**Problem requirements**
Would you pull out every line of the material that contains the string "theses"?
____________________
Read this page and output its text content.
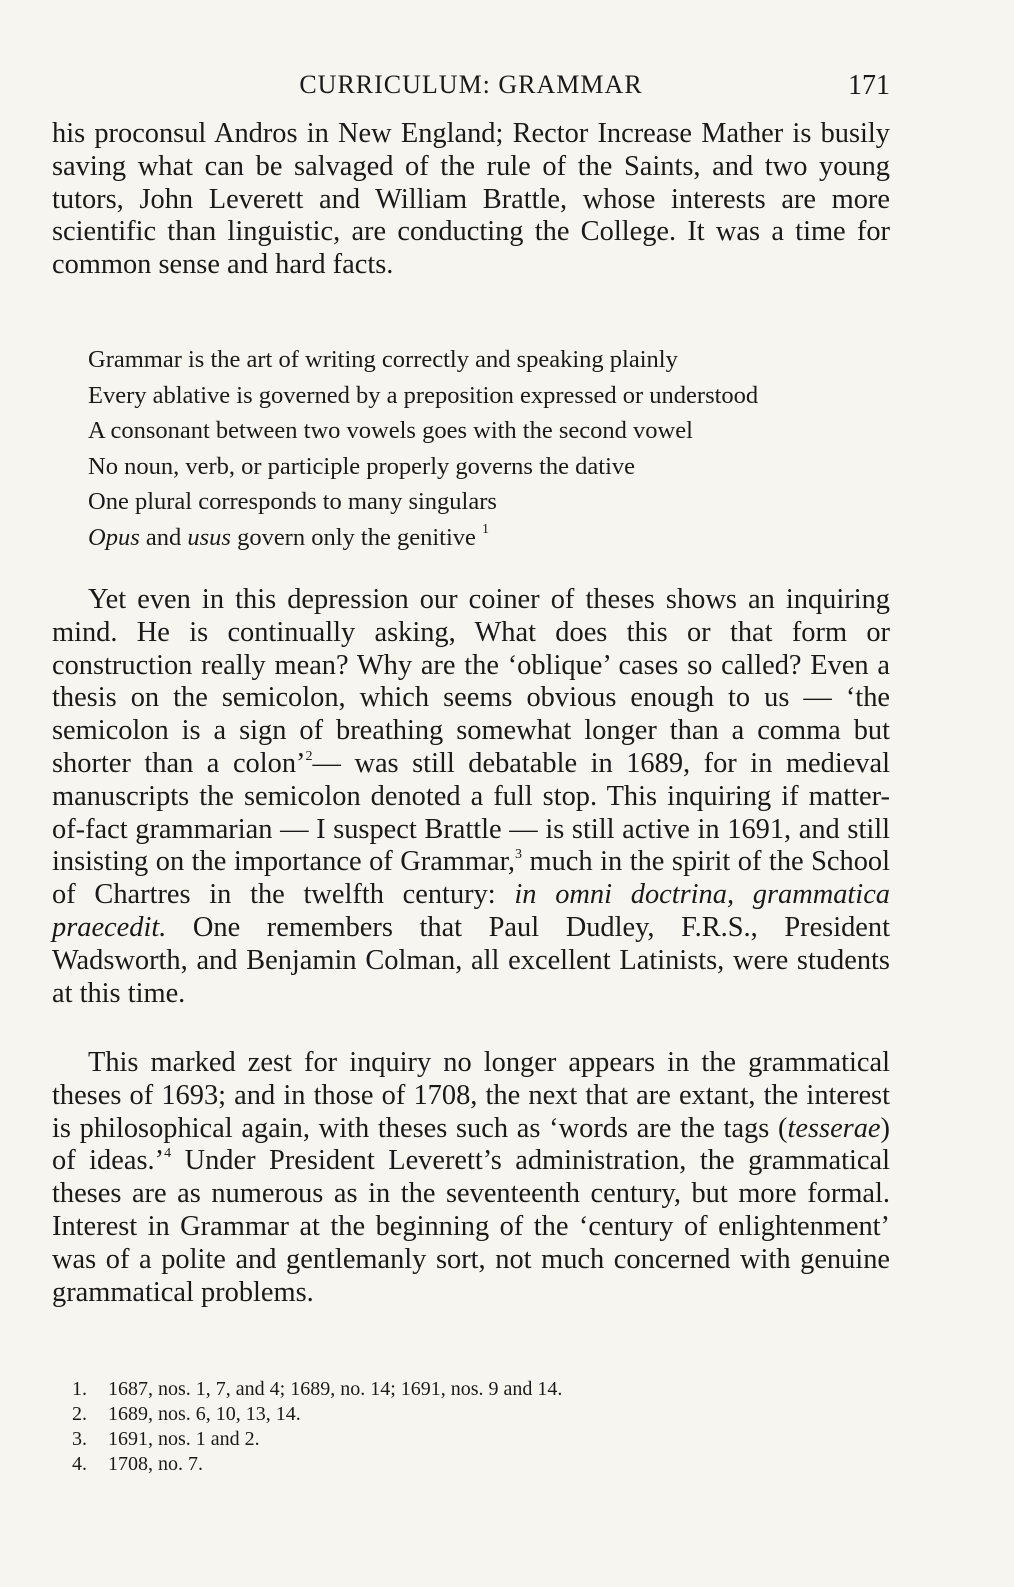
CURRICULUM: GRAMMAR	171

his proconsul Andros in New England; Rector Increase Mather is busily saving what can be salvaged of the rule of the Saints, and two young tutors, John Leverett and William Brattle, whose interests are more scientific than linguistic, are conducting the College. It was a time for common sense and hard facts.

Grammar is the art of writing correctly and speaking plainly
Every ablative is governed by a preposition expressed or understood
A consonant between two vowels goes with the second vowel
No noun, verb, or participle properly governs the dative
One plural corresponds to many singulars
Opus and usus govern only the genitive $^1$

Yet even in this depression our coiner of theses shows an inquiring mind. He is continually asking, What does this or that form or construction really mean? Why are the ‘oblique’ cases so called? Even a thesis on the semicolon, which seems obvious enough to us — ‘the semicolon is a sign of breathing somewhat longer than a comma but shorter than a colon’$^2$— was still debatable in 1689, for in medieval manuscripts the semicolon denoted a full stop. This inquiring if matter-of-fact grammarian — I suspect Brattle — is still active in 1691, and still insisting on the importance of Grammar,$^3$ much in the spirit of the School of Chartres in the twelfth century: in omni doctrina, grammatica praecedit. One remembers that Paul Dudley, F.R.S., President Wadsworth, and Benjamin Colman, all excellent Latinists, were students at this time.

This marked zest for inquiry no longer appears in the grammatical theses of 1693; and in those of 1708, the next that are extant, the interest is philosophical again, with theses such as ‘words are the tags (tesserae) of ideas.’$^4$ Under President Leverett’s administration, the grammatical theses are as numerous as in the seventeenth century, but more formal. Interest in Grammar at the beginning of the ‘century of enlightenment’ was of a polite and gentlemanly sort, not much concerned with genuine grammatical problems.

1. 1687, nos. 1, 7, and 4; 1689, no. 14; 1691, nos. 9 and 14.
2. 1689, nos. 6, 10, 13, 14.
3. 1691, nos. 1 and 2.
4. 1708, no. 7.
____________________
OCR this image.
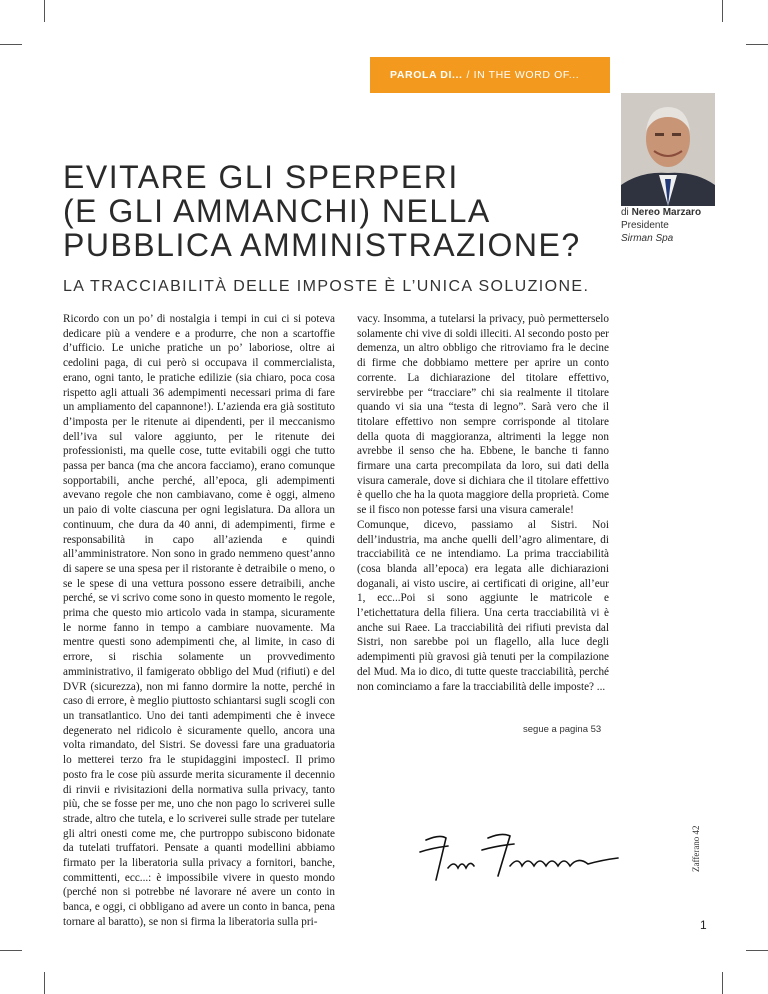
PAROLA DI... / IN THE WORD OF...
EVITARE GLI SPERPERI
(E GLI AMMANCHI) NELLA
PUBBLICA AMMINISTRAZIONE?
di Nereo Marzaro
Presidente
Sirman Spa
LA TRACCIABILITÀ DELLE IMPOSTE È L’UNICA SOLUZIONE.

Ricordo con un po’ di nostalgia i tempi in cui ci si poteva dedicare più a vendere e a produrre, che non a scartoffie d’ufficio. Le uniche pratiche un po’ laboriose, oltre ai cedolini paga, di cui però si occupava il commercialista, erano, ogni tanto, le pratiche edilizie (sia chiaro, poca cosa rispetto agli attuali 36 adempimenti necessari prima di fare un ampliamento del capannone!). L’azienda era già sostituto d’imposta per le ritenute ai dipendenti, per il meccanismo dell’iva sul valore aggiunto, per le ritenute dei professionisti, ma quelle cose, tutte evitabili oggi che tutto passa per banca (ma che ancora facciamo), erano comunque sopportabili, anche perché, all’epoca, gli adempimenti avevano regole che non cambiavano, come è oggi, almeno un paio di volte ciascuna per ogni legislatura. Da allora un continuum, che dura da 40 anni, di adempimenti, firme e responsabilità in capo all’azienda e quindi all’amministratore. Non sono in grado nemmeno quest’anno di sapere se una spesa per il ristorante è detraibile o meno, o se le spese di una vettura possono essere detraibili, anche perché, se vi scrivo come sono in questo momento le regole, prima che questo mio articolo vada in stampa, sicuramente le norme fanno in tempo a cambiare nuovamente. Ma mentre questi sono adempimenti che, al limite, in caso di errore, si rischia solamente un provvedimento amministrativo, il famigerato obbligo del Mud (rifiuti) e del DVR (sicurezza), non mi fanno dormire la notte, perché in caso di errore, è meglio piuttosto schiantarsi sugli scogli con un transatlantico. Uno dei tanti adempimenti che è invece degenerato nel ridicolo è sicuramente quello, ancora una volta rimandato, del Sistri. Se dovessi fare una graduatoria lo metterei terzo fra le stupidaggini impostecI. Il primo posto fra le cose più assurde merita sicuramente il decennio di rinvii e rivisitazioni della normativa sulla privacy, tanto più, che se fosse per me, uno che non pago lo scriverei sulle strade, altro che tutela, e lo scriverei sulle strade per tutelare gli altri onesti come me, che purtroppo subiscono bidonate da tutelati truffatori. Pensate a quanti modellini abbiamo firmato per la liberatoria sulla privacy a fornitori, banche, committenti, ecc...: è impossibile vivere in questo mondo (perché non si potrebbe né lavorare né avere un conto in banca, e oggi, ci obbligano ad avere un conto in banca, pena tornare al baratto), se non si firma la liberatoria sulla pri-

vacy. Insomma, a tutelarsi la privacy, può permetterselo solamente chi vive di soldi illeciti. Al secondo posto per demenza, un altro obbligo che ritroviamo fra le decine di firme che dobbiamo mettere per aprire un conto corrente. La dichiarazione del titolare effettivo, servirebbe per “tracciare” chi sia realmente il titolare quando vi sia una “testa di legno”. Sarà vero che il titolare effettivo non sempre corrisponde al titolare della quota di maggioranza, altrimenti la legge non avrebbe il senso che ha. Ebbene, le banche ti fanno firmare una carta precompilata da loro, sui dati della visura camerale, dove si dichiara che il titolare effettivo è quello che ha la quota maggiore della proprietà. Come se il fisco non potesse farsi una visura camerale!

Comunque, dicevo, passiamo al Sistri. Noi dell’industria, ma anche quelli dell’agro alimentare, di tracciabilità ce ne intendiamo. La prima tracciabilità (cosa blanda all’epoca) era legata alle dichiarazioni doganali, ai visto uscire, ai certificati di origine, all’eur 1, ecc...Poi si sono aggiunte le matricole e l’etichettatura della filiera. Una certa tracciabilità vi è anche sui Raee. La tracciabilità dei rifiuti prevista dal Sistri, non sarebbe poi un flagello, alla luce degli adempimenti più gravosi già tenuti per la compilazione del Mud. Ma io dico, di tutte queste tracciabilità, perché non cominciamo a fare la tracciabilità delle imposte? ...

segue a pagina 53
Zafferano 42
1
____________________
**Answer to the exercise**
Yet even in this depression our coiner of theses shows an inquiring mind. He is continually asking, What does this or that form or construction really mean? Why are the ‘oblique’ cases so called? Even a thesis on the semicolon, which seems obvious enough to us — ‘the semicolon is a sign of breathing somewhat longer than a comma but shorter than a colon’$^2$— was still debatable in 1689, for in medieval manuscripts the semicolon denoted a full stop. This inquiring if matter-of-fact grammarian — I suspect Brattle — is still active in 1691, and still insisting on the importance of Grammar,$^3$ much in the spirit of the School of Chartres in the twelfth century: in omni doctrina, grammatica praecedit. One remembers that Paul Dudley, F.R.S., President Wadsworth, and Benjamin Colman, all excellent Latinists, were students at this time.
This marked zest for inquiry no longer appears in the grammatical theses of 1693; and in those of 1708, the next that are extant, the interest is philosophical again, with theses such as ‘words are the tags (tesserae) of ideas.’$^4$ Under President Leverett’s administration, the grammatical theses are as numerous as in the seventeenth century, but more formal. Interest in Grammar at the beginning of the ‘century of enlightenment’ was of a polite and gentlemanly sort, not much concerned with genuine grammatical problems.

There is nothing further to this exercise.